▶ _WRITTEN TASK_
Extract all of the entries and give them again, word for word.

▶ _MATERIALS PROVIDED_

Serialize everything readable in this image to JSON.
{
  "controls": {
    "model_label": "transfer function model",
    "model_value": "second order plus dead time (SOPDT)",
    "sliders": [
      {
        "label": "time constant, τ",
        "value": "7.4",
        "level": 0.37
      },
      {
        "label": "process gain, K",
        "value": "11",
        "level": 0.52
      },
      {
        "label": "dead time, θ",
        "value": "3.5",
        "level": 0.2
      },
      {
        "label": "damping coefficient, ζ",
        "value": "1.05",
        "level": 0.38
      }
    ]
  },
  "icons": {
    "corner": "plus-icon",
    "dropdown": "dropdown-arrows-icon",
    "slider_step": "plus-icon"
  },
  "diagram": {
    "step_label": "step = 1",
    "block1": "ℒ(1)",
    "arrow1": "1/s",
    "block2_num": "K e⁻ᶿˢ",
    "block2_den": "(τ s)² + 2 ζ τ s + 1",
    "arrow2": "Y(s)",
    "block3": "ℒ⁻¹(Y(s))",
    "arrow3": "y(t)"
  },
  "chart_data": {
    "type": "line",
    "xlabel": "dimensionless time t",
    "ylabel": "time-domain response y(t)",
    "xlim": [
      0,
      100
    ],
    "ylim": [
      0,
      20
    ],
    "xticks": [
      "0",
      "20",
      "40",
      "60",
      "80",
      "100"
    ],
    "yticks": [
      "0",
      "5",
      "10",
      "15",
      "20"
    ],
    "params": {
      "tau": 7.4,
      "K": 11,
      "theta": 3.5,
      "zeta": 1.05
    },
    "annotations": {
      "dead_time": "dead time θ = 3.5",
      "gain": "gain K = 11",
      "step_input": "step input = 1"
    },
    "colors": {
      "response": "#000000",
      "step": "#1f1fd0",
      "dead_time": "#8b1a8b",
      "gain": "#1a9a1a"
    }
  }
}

▶ _OUTPUT OF THE EXERCISE_
Serialize everything readable in this image to JSON.
{
  "controls": {
    "model_label": "transfer function model",
    "model_value": "second order plus dead time (SOPDT)",
    "sliders": [
      {
        "label": "time constant, τ",
        "value": "7.4",
        "level": 0.37
      },
      {
        "label": "process gain, K",
        "value": "11",
        "level": 0.52
      },
      {
        "label": "dead time, θ",
        "value": "3.5",
        "level": 0.2
      },
      {
        "label": "damping coefficient, ζ",
        "value": "1.05",
        "level": 0.38
      }
    ]
  },
  "icons": {
    "corner": "plus-icon",
    "dropdown": "dropdown-arrows-icon",
    "slider_step": "plus-icon"
  },
  "diagram": {
    "step_label": "step = 1",
    "block1": "ℒ(1)",
    "arrow1": "1/s",
    "block2_num": "K e⁻ᶿˢ",
    "block2_den": "(τ s)² + 2 ζ τ s + 1",
    "arrow2": "Y(s)",
    "block3": "ℒ⁻¹(Y(s))",
    "arrow3": "y(t)"
  },
  "chart_data": {
    "type": "line",
    "xlabel": "dimensionless time t",
    "ylabel": "time-domain response y(t)",
    "xlim": [
      0,
      100
    ],
    "ylim": [
      0,
      20
    ],
    "xticks": [
      "0",
      "20",
      "40",
      "60",
      "80",
      "100"
    ],
    "yticks": [
      "0",
      "5",
      "10",
      "15",
      "20"
    ],
    "params": {
      "tau": 7.4,
      "K": 11,
      "theta": 3.5,
      "zeta": 1.05
    },
    "annotations": {
      "dead_time": "dead time θ = 3.5",
      "gain": "gain K = 11",
      "step_input": "step input = 1"
    },
    "colors": {
      "response": "#000000",
      "step": "#1f1fd0",
      "dead_time": "#8b1a8b",
      "gain": "#1a9a1a"
    }
  }
}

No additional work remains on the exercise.